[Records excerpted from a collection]
###

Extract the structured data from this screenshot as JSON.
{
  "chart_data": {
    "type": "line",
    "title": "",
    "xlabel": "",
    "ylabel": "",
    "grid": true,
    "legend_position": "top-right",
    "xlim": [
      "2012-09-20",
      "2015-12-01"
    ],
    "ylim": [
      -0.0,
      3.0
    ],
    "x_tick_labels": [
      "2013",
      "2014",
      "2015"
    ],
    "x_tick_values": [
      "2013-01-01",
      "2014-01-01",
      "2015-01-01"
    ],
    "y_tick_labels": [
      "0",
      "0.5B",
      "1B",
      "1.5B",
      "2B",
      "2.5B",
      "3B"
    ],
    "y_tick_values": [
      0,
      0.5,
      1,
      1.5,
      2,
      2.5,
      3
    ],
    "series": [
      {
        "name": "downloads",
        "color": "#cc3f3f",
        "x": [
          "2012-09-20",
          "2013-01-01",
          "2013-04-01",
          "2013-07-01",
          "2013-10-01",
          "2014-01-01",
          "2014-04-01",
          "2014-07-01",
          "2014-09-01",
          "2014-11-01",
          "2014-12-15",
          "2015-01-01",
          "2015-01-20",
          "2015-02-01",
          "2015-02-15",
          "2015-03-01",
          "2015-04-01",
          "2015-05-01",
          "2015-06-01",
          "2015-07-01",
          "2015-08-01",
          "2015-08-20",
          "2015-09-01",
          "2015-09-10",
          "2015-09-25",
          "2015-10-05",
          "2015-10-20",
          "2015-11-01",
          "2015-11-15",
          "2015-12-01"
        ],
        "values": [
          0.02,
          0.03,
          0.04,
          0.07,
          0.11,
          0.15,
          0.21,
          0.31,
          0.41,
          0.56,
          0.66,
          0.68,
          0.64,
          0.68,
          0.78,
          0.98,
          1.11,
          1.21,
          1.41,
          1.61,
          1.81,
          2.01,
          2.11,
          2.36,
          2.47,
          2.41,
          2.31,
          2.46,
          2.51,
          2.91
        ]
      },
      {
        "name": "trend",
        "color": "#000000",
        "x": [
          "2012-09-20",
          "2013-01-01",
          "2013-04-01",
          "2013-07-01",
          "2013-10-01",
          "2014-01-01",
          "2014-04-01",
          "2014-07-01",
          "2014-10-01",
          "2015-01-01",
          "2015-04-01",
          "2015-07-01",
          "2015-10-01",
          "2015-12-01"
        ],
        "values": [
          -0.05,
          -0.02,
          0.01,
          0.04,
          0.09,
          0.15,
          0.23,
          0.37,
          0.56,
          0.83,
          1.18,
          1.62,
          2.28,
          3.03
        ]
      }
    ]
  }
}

###

Request: Output the complete data exactly as written.

Result of the task:
Extract the structured data from this screenshot as JSON.
{
  "chart_data": {
    "type": "line",
    "title": "",
    "xlabel": "",
    "ylabel": "",
    "grid": true,
    "legend_position": "top-right",
    "xlim": [
      "2012-09-20",
      "2015-12-01"
    ],
    "ylim": [
      -0.0,
      3.0
    ],
    "x_tick_labels": [
      "2013",
      "2014",
      "2015"
    ],
    "x_tick_values": [
      "2013-01-01",
      "2014-01-01",
      "2015-01-01"
    ],
    "y_tick_labels": [
      "0",
      "0.5B",
      "1B",
      "1.5B",
      "2B",
      "2.5B",
      "3B"
    ],
    "y_tick_values": [
      0,
      0.5,
      1,
      1.5,
      2,
      2.5,
      3
    ],
    "series": [
      {
        "name": "downloads",
        "color": "#cc3f3f",
        "x": [
          "2012-09-20",
          "2013-01-01",
          "2013-04-01",
          "2013-07-01",
          "2013-10-01",
          "2014-01-01",
          "2014-04-01",
          "2014-07-01",
          "2014-09-01",
          "2014-11-01",
          "2014-12-15",
          "2015-01-01",
          "2015-01-20",
          "2015-02-01",
          "2015-02-15",
          "2015-03-01",
          "2015-04-01",
          "2015-05-01",
          "2015-06-01",
          "2015-07-01",
          "2015-08-01",
          "2015-08-20",
          "2015-09-01",
          "2015-09-10",
          "2015-09-25",
          "2015-10-05",
          "2015-10-20",
          "2015-11-01",
          "2015-11-15",
          "2015-12-01"
        ],
        "values": [
          0.02,
          0.03,
          0.04,
          0.07,
          0.11,
          0.15,
          0.21,
          0.31,
          0.41,
          0.56,
          0.66,
          0.68,
          0.64,
          0.68,
          0.78,
          0.98,
          1.11,
          1.21,
          1.41,
          1.61,
          1.81,
          2.01,
          2.11,
          2.36,
          2.47,
          2.41,
          2.31,
          2.46,
          2.51,
          2.91
        ]
      },
      {
        "name": "trend",
        "color": "#000000",
        "x": [
          "2012-09-20",
          "2013-01-01",
          "2013-04-01",
          "2013-07-01",
          "2013-10-01",
          "2014-01-01",
          "2014-04-01",
          "2014-07-01",
          "2014-10-01",
          "2015-01-01",
          "2015-04-01",
          "2015-07-01",
          "2015-10-01",
          "2015-12-01"
        ],
        "values": [
          -0.05,
          -0.02,
          0.01,
          0.04,
          0.09,
          0.15,
          0.23,
          0.37,
          0.56,
          0.83,
          1.18,
          1.62,
          2.28,
          3.03
        ]
      }
    ]
  }
}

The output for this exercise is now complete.